Exercise
Write out the whole of the material exactly.

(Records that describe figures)

________________________________________

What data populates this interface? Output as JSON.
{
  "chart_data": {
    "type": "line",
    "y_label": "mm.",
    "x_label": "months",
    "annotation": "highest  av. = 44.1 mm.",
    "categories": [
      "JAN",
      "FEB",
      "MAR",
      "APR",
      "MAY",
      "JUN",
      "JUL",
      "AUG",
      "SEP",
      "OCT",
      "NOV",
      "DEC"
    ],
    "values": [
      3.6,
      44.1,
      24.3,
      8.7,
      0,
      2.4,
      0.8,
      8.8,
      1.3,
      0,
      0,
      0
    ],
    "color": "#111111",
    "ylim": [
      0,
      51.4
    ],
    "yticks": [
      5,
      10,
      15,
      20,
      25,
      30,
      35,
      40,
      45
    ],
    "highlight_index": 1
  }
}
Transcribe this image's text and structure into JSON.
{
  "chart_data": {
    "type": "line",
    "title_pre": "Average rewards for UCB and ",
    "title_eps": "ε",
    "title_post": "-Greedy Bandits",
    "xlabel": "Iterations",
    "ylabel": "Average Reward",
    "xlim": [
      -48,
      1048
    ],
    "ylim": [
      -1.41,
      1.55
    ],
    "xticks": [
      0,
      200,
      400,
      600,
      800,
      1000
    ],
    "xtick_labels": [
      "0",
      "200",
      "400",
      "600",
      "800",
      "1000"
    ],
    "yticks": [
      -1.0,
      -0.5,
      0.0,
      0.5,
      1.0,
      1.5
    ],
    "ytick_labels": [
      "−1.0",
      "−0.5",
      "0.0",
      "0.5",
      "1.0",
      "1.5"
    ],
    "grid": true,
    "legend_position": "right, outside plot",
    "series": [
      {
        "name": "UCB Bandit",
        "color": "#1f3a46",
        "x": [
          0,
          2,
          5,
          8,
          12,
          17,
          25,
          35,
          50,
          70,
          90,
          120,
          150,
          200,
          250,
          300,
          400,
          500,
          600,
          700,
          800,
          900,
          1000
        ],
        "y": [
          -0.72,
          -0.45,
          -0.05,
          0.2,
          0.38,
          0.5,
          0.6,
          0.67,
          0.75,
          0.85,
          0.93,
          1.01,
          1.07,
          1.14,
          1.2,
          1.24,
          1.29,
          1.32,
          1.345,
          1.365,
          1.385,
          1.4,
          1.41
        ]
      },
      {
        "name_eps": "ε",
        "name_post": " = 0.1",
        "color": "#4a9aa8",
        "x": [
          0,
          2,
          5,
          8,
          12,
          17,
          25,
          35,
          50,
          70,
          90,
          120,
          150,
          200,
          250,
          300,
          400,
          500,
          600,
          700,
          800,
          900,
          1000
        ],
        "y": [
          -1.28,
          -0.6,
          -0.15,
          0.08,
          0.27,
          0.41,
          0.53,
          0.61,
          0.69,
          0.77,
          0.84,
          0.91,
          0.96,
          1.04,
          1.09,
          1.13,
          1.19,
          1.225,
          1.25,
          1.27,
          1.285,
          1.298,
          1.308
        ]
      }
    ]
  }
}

________________________________________

Written answer
What data populates this interface? Output as JSON.
{
  "chart_data": {
    "type": "line",
    "y_label": "mm.",
    "x_label": "months",
    "annotation": "highest  av. = 44.1 mm.",
    "categories": [
      "JAN",
      "FEB",
      "MAR",
      "APR",
      "MAY",
      "JUN",
      "JUL",
      "AUG",
      "SEP",
      "OCT",
      "NOV",
      "DEC"
    ],
    "values": [
      3.6,
      44.1,
      24.3,
      8.7,
      0,
      2.4,
      0.8,
      8.8,
      1.3,
      0,
      0,
      0
    ],
    "color": "#111111",
    "ylim": [
      0,
      51.4
    ],
    "yticks": [
      5,
      10,
      15,
      20,
      25,
      30,
      35,
      40,
      45
    ],
    "highlight_index": 1
  }
}
Transcribe this image's text and structure into JSON.
{
  "chart_data": {
    "type": "line",
    "title_pre": "Average rewards for UCB and ",
    "title_eps": "ε",
    "title_post": "-Greedy Bandits",
    "xlabel": "Iterations",
    "ylabel": "Average Reward",
    "xlim": [
      -48,
      1048
    ],
    "ylim": [
      -1.41,
      1.55
    ],
    "xticks": [
      0,
      200,
      400,
      600,
      800,
      1000
    ],
    "xtick_labels": [
      "0",
      "200",
      "400",
      "600",
      "800",
      "1000"
    ],
    "yticks": [
      -1.0,
      -0.5,
      0.0,
      0.5,
      1.0,
      1.5
    ],
    "ytick_labels": [
      "−1.0",
      "−0.5",
      "0.0",
      "0.5",
      "1.0",
      "1.5"
    ],
    "grid": true,
    "legend_position": "right, outside plot",
    "series": [
      {
        "name": "UCB Bandit",
        "color": "#1f3a46",
        "x": [
          0,
          2,
          5,
          8,
          12,
          17,
          25,
          35,
          50,
          70,
          90,
          120,
          150,
          200,
          250,
          300,
          400,
          500,
          600,
          700,
          800,
          900,
          1000
        ],
        "y": [
          -0.72,
          -0.45,
          -0.05,
          0.2,
          0.38,
          0.5,
          0.6,
          0.67,
          0.75,
          0.85,
          0.93,
          1.01,
          1.07,
          1.14,
          1.2,
          1.24,
          1.29,
          1.32,
          1.345,
          1.365,
          1.385,
          1.4,
          1.41
        ]
      },
      {
        "name_eps": "ε",
        "name_post": " = 0.1",
        "color": "#4a9aa8",
        "x": [
          0,
          2,
          5,
          8,
          12,
          17,
          25,
          35,
          50,
          70,
          90,
          120,
          150,
          200,
          250,
          300,
          400,
          500,
          600,
          700,
          800,
          900,
          1000
        ],
        "y": [
          -1.28,
          -0.6,
          -0.15,
          0.08,
          0.27,
          0.41,
          0.53,
          0.61,
          0.69,
          0.77,
          0.84,
          0.91,
          0.96,
          1.04,
          1.09,
          1.13,
          1.19,
          1.225,
          1.25,
          1.27,
          1.285,
          1.298,
          1.308
        ]
      }
    ]
  }
}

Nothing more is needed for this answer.